33. Matar a Yeltsin

Hace algún tiempo un par de agentes del KGB le explicaron a Boris Yeltsin cuán sencillo sería liquidarlo sin dejar huellas. Bastaba, por ejemplo, con que, en medio de los abrazos de la multitud, le adhirieran a la chaqueta un minúsculo receptor de ondas. A continuación, y desde cierta distancia, un trasmisor especial comenzaría a trasmitir a once megahertz. A esa intensidad el corazón se le detendría, y caería desplomado en medio del gentío. En ese instante otro agente retiraría el receptor, y el mundo entero quedaría convencido de que la emoción política había derrotado a la ajetreada anatomía del líder radical.

Yeltsin le tiene miedo al KGB. Y con razón, porque dentro de ese monstruoso aparato existe un llamado Departamento de vigilancia de la Constitución, descendiente del tremebundo Quinto Directorio, que no le pierde pie ni pisada a los comunistas o ex comunistas situados a la izquierda de Gorbachov, y a cuyos miembros Yeltsin atribuye unos cuantos episodios del acoso psicológico del que ha sido víctima.

¿Recurriría el KGB al asesinato de Yeltsin para impedir una mayor radicalización de las posturas anticomunistas? A estas alturas, y tras su elección como Presidente de la República Rusa no parece probable, pero tampoco debe descartarse esa posibilidad. Todo depende de cómo bascule el poder dentro de la lucha interna que también sacude al KGB. Porque en la URSS no hay una sola institución inmune a la querella de los límites de la reforma gorbacheviana. Es posible que en el ejército —por su horror tradicional a la indisciplina y al desorden—, o en el KGB —por su condición de cuerpo dedicado a mantener a toda costa el statu quo— prevalezcan las posiciones conservadoras, inmovilistas, pero la crisis por la que atraviesa la URSS también afecta a esas dos importantísimas instancias de poder, como ha revelado el general Oleg Kalugin, ex jefe de la contrainteligencia soviética, hoy vinculado al sector más reformista.

La sacudida todo lo estremece: la cúpula académica, los administradores, o cualquier organismo o empresa con alguna relevancia dentro de la sociedad soviética. Es muy sencillo de explicar: la crisis en la URSS es, fundamentalmente, una crisis del Partido Comunista, y en ese modelo de sociedad no existen límites reales entre Estado, Gobierno y Partido. Y, en general, para ser miembro del KGB o de la dirección del ejército, para ser decano de una facultad universitaria, magistrado o administrador de una gran fábrica, hay que pertenecer al Partido. El Partido es el origen y fuente del poder, y eso, precisamente, es lo que se está resquebrajando, y lo que explica las grietas que se observan en todas las instituciones del Estado soviético.

### TAREAS POR REALIZAR
A. Según el texto sobre Yeltsin y el KGB, ¿a qué frecuencia comenzaría a transmitir el transmisor especial?
B. Escribe la continuación del texto sobre Yeltsin y el KGB a partir de su última oración.

### MATERIAL DE ESTUDIO
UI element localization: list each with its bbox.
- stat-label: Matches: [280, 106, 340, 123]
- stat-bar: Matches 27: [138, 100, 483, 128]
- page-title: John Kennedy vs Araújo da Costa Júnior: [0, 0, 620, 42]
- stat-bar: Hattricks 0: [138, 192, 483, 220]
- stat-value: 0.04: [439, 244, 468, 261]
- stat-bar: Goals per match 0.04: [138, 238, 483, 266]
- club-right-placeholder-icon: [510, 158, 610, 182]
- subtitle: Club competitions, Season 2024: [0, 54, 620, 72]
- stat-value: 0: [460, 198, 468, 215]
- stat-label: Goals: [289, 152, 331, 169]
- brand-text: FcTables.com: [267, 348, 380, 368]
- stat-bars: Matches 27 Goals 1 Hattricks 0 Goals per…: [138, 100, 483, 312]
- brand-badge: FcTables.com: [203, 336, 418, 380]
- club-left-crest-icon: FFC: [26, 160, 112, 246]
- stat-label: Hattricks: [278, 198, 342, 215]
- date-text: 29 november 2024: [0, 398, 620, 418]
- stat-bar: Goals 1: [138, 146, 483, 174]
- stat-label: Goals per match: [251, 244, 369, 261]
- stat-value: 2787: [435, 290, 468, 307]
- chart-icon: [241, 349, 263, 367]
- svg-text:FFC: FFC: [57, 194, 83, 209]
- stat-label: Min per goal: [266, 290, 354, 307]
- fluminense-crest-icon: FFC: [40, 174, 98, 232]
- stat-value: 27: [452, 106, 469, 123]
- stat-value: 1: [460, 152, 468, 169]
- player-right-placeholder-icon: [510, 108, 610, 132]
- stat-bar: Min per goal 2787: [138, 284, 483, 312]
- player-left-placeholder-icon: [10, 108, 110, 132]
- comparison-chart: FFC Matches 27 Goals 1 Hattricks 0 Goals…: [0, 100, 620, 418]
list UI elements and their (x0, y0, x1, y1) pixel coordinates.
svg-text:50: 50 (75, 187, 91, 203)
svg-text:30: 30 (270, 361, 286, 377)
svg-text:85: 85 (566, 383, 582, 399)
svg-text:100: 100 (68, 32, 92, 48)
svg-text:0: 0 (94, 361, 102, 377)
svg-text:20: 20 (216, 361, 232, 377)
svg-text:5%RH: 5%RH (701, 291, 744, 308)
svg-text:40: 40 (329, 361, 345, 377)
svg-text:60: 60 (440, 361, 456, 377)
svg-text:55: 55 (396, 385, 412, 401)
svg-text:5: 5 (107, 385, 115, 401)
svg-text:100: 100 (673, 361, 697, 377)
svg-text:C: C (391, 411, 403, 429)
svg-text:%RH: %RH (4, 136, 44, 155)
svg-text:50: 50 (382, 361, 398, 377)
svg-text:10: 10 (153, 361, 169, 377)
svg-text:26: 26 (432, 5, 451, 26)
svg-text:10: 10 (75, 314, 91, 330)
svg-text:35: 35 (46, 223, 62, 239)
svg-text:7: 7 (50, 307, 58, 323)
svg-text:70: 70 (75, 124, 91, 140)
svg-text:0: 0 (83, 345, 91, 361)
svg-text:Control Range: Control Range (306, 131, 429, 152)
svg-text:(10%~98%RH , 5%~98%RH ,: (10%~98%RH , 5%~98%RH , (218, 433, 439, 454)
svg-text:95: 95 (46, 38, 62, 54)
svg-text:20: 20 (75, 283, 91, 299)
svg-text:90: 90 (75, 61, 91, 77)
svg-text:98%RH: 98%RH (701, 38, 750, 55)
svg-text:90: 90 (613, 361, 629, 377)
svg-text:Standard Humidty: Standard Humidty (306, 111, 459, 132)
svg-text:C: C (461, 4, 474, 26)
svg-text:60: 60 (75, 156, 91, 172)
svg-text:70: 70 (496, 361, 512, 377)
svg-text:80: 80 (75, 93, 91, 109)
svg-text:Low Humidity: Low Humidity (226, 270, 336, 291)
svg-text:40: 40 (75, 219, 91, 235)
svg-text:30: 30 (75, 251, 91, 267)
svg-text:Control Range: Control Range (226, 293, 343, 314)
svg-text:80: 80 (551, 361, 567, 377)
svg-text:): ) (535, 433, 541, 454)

### RESULTADOS
A. A once megahertz.

B.
¿Cuál va a ser el desenlace de este conflicto? ¿Podrán prevalecer las fuerzas democratizadoras o serán barridas por los conservadores? Hoy —todavía— es posible responder que la clave final radica en lo que suceda en el seno del Partido, pero a condición de que este organismo no se divida. Si el Partido se atomiza puede ocurrir casi cualquier cosa y nosotros, en Occidente, no tendremos manera alguna de prever el rumbo de los acontecimientos, y mucho menos de influir en ellos. A lo mejor, incluso, para entender lo que ocurre, deberemos limitar nuestro análisis al estudio de los líderes a los que se les vaya parando el corazón en medio de las multitudes. Algo así como un ejercicio de periodismo forense: si se muere Yeltsin estarán venciendo los estalinistas. Si el cadáver es el de Ligachov, el triunfo estará más cerca de los radicales. Y si, a corto plazo, le toca el turno a Gorbachov, que Dios nos coja confesados.

10 de julio de 1990

Coda en 2009

No hubo (que se sepa) intentos serios de acabar con el reformismo por medio de los asesinatos selectivos, pero un año después de publicada esta crónica se produjo un intento de golpe de Estado por parte de los sectores estalinistas del KGB y el PCUS. Como nota al margen agrego que a principios de los ochenta conocí en mi despacho de Madrid a un joven desertor cubano de los servicios de inteligencia que acababa de pasar en Bulgaria un cursillo en el que lo habían enseñado a asesinar utilizando isótopos radioactivos capaces de provocar cáncer. Siguió rumbo a Estados Unidos, donde solicitó asilo político.